+++ THE RECORDS

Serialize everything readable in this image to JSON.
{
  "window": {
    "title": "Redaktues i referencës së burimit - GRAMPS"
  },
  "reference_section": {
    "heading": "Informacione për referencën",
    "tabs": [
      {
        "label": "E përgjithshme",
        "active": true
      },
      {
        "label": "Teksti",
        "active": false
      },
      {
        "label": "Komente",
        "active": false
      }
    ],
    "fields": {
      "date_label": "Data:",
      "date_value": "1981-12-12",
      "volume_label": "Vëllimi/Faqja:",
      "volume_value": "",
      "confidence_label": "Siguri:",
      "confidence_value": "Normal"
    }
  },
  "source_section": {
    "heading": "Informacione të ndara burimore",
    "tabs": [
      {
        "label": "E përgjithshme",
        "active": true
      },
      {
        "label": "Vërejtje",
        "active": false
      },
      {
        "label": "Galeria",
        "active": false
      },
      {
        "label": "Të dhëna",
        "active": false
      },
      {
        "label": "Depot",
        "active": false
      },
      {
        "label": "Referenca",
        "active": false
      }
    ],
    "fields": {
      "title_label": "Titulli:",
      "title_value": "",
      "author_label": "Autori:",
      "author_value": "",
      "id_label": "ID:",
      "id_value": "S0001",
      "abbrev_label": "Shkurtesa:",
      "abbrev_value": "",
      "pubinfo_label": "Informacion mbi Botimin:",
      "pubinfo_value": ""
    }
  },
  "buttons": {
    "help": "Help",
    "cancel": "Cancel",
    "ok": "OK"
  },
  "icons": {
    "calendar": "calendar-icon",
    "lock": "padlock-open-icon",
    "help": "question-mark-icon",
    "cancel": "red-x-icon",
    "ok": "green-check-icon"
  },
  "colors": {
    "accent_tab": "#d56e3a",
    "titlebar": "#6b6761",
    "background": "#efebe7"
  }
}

++++++

## THE EXERCISE:
Quote the data above in full, changing nothing.

## WRITTEN RESPONSE:
Serialize everything readable in this image to JSON.
{
  "window": {
    "title": "Redaktues i referencës së burimit - GRAMPS"
  },
  "reference_section": {
    "heading": "Informacione për referencën",
    "tabs": [
      {
        "label": "E përgjithshme",
        "active": true
      },
      {
        "label": "Teksti",
        "active": false
      },
      {
        "label": "Komente",
        "active": false
      }
    ],
    "fields": {
      "date_label": "Data:",
      "date_value": "1981-12-12",
      "volume_label": "Vëllimi/Faqja:",
      "volume_value": "",
      "confidence_label": "Siguri:",
      "confidence_value": "Normal"
    }
  },
  "source_section": {
    "heading": "Informacione të ndara burimore",
    "tabs": [
      {
        "label": "E përgjithshme",
        "active": true
      },
      {
        "label": "Vërejtje",
        "active": false
      },
      {
        "label": "Galeria",
        "active": false
      },
      {
        "label": "Të dhëna",
        "active": false
      },
      {
        "label": "Depot",
        "active": false
      },
      {
        "label": "Referenca",
        "active": false
      }
    ],
    "fields": {
      "title_label": "Titulli:",
      "title_value": "",
      "author_label": "Autori:",
      "author_value": "",
      "id_label": "ID:",
      "id_value": "S0001",
      "abbrev_label": "Shkurtesa:",
      "abbrev_value": "",
      "pubinfo_label": "Informacion mbi Botimin:",
      "pubinfo_value": ""
    }
  },
  "buttons": {
    "help": "Help",
    "cancel": "Cancel",
    "ok": "OK"
  },
  "icons": {
    "calendar": "calendar-icon",
    "lock": "padlock-open-icon",
    "help": "question-mark-icon",
    "cancel": "red-x-icon",
    "ok": "green-check-icon"
  },
  "colors": {
    "accent_tab": "#d56e3a",
    "titlebar": "#6b6761",
    "background": "#efebe7"
  }
}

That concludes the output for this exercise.